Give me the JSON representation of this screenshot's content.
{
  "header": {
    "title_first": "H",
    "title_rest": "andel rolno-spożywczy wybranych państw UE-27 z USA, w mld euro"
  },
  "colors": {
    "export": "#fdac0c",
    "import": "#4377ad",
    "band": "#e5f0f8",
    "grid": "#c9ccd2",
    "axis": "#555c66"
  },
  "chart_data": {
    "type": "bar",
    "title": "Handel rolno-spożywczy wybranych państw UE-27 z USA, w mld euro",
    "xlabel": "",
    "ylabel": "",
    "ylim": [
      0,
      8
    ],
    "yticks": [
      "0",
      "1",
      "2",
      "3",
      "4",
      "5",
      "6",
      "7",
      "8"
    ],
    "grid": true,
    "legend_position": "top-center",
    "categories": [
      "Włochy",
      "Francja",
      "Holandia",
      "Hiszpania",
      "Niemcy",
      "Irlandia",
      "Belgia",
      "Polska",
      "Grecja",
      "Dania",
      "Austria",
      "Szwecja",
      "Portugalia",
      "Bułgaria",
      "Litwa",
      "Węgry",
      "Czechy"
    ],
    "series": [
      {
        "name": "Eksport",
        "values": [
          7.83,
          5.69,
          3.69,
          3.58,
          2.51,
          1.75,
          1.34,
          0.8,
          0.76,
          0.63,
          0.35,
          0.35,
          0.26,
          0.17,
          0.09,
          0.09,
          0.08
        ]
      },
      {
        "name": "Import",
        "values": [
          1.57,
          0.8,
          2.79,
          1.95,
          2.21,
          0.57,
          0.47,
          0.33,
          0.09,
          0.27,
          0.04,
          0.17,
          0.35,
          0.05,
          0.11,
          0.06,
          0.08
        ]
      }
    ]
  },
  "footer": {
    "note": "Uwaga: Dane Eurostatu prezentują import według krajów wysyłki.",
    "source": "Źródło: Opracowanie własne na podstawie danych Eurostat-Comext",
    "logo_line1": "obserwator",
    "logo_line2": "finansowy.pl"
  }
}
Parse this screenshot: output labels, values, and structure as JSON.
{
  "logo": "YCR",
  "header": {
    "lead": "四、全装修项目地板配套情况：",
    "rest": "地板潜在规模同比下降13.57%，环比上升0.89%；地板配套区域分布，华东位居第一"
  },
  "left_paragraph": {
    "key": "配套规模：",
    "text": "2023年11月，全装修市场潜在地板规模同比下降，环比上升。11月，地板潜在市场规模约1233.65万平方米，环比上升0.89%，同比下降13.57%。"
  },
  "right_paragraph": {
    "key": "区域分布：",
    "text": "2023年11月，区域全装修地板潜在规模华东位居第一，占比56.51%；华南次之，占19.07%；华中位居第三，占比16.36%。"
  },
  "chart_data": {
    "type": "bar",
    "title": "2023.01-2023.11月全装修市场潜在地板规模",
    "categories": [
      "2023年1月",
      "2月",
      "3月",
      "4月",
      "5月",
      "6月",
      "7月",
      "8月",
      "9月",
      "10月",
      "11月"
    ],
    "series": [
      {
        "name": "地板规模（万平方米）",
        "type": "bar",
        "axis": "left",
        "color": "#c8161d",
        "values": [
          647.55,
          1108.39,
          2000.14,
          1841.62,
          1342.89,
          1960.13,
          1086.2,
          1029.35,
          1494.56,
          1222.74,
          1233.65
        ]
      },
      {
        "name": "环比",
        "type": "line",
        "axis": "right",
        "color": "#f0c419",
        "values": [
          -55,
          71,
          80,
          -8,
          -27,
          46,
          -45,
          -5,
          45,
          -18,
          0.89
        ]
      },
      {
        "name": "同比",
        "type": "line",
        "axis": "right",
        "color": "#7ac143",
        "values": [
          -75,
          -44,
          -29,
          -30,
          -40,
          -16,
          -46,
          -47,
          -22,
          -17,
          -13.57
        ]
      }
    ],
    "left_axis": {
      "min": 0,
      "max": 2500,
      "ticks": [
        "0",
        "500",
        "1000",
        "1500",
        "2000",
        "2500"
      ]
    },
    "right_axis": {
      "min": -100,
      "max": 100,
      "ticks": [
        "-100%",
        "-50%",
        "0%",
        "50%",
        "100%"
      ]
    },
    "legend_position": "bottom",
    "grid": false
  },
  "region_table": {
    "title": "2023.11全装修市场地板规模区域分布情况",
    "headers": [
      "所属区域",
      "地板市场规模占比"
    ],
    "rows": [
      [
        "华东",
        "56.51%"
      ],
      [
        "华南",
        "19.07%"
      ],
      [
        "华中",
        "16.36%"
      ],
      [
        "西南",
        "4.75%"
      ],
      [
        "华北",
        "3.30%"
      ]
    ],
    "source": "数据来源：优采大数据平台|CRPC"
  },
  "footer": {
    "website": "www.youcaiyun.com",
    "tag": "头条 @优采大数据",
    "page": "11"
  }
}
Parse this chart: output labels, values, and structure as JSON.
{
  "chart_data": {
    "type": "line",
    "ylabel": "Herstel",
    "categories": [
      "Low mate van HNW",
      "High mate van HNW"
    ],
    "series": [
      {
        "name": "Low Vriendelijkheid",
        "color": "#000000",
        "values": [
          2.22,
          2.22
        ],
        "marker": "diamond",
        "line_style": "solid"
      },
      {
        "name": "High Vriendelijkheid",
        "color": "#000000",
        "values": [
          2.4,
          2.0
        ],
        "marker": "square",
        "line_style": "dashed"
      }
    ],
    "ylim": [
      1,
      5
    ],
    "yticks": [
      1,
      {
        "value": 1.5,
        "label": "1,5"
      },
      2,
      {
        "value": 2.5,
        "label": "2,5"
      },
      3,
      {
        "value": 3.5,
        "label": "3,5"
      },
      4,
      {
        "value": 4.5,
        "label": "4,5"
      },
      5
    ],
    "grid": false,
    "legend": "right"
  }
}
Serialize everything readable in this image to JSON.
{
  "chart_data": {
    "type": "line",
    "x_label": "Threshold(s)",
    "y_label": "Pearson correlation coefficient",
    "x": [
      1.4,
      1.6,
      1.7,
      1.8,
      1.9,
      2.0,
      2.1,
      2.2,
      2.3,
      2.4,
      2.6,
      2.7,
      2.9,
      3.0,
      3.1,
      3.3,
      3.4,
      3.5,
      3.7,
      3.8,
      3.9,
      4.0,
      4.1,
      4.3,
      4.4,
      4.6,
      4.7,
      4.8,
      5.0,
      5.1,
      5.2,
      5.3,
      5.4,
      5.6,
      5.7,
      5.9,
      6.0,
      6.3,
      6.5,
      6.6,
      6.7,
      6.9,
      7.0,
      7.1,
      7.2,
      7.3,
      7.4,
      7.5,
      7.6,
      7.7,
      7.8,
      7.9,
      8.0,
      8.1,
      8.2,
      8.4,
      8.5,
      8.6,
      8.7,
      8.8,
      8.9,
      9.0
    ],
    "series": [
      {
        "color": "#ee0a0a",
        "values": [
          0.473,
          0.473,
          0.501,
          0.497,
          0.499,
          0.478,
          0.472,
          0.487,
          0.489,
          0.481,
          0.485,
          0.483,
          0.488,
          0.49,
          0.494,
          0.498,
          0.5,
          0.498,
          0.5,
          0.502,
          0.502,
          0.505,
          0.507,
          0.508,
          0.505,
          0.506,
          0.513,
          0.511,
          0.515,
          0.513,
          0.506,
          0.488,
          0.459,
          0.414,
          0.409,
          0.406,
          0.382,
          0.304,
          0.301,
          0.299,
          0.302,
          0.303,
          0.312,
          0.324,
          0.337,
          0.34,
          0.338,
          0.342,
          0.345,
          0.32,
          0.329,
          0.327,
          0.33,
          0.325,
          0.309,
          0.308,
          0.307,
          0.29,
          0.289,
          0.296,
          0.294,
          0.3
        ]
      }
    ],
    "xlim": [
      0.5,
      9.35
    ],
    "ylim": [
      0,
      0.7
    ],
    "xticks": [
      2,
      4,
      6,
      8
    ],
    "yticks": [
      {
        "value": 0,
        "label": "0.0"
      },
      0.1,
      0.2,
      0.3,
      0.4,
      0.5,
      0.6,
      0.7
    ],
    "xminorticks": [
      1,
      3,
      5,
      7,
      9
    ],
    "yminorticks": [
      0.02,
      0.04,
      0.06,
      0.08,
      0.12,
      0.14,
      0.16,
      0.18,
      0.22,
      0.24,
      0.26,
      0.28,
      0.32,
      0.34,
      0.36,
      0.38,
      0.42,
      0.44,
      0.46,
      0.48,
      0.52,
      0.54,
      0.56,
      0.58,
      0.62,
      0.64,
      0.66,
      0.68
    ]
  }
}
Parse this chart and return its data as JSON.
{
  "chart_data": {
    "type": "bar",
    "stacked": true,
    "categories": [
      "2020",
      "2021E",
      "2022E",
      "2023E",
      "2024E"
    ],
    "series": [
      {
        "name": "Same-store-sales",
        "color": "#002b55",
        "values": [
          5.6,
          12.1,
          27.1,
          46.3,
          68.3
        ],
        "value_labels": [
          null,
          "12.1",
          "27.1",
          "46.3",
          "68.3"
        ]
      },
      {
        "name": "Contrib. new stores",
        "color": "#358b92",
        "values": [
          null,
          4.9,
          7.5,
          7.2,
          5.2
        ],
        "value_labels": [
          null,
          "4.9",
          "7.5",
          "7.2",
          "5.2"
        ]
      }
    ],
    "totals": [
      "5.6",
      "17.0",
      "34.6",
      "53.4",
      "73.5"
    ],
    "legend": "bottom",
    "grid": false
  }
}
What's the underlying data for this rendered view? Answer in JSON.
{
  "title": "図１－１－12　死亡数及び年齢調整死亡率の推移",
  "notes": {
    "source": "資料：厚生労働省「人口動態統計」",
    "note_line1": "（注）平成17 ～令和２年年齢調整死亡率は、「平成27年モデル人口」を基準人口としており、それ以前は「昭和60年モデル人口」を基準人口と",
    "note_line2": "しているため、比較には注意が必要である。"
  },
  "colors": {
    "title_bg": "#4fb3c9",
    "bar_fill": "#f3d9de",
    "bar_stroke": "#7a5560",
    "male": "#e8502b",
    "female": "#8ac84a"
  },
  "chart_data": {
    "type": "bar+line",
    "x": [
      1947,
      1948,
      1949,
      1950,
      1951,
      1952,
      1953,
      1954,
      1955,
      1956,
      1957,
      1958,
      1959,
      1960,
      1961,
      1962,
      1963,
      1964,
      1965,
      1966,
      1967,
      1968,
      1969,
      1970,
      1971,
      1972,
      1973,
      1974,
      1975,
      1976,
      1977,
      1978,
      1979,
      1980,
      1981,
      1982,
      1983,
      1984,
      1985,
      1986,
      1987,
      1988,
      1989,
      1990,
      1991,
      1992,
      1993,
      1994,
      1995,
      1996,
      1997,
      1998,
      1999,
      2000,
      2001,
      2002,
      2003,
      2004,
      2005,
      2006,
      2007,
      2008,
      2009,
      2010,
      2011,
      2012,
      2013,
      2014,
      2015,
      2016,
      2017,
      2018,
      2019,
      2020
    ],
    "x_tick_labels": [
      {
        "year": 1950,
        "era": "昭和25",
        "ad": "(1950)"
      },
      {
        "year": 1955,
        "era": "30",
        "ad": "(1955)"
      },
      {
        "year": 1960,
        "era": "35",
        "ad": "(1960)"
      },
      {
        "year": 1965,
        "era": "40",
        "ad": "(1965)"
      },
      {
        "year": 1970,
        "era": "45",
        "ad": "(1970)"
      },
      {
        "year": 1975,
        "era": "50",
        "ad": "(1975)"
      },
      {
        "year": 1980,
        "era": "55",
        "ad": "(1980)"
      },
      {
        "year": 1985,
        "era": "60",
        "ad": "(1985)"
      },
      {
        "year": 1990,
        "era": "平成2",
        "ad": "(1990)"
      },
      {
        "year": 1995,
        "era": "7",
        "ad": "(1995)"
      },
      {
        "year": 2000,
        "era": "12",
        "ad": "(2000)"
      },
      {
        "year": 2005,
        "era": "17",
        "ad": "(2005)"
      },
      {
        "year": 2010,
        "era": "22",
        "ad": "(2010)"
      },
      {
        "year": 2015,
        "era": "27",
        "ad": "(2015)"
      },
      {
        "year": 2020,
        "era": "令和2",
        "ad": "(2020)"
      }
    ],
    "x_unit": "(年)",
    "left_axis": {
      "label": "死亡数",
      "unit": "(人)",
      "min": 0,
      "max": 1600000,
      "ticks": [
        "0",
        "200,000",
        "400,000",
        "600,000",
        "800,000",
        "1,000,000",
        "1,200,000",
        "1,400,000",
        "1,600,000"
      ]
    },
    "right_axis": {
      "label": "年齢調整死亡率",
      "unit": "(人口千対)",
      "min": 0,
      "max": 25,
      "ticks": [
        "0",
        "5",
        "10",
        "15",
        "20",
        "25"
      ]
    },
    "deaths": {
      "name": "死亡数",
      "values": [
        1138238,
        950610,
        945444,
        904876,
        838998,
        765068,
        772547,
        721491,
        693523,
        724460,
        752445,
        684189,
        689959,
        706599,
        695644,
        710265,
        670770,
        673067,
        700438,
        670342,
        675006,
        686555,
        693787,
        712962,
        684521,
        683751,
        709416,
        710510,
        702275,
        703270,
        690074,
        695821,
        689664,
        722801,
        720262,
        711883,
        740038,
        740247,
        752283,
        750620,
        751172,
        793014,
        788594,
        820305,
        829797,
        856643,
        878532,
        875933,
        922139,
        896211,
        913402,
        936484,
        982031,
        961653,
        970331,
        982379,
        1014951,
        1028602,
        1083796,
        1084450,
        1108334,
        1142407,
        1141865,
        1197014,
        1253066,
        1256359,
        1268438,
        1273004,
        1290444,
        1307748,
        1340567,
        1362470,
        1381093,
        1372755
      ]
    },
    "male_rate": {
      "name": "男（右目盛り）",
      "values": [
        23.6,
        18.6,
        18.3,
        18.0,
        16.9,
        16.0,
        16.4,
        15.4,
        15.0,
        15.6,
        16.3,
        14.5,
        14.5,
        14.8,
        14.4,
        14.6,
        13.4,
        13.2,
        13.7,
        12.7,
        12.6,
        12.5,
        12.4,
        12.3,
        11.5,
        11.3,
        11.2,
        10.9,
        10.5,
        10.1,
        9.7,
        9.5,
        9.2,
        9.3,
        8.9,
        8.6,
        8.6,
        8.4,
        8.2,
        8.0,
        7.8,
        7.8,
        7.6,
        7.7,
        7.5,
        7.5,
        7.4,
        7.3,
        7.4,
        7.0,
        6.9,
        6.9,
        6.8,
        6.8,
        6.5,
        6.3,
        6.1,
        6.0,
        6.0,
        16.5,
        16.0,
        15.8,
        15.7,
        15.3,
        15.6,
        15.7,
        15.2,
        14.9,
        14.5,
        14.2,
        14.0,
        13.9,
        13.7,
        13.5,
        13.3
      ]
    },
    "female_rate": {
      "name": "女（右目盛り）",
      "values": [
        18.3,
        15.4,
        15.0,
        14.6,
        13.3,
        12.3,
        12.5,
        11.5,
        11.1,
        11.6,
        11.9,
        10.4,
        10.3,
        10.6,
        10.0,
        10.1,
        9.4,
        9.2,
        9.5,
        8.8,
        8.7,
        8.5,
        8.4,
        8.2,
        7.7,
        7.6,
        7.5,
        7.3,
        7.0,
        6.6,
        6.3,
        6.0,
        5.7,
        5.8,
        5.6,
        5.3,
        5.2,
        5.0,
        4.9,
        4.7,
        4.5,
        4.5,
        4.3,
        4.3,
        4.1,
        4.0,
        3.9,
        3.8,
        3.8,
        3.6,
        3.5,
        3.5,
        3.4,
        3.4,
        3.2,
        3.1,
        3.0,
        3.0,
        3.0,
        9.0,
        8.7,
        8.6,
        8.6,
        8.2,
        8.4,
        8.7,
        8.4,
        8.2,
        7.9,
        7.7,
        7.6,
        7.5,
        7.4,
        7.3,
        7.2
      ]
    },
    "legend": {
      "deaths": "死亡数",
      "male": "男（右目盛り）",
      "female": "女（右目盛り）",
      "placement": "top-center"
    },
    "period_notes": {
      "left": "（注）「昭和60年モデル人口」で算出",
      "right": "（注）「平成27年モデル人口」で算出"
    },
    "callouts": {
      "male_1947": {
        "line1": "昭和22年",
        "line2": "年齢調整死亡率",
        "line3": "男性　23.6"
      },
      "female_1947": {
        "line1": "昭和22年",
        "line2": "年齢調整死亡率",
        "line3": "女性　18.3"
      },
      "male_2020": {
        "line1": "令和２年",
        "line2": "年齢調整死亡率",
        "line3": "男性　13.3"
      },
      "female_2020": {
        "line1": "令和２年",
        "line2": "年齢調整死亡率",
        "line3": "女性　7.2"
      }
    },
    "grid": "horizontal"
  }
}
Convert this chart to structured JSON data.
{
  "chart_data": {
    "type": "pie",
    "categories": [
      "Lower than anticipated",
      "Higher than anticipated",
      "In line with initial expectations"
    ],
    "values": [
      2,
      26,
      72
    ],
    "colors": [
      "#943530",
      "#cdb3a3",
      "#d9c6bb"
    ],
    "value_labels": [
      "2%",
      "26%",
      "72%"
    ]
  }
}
****
Stated exercise: Give nothing but the count of lines in the listing above that hold the string "text".

Solution: 2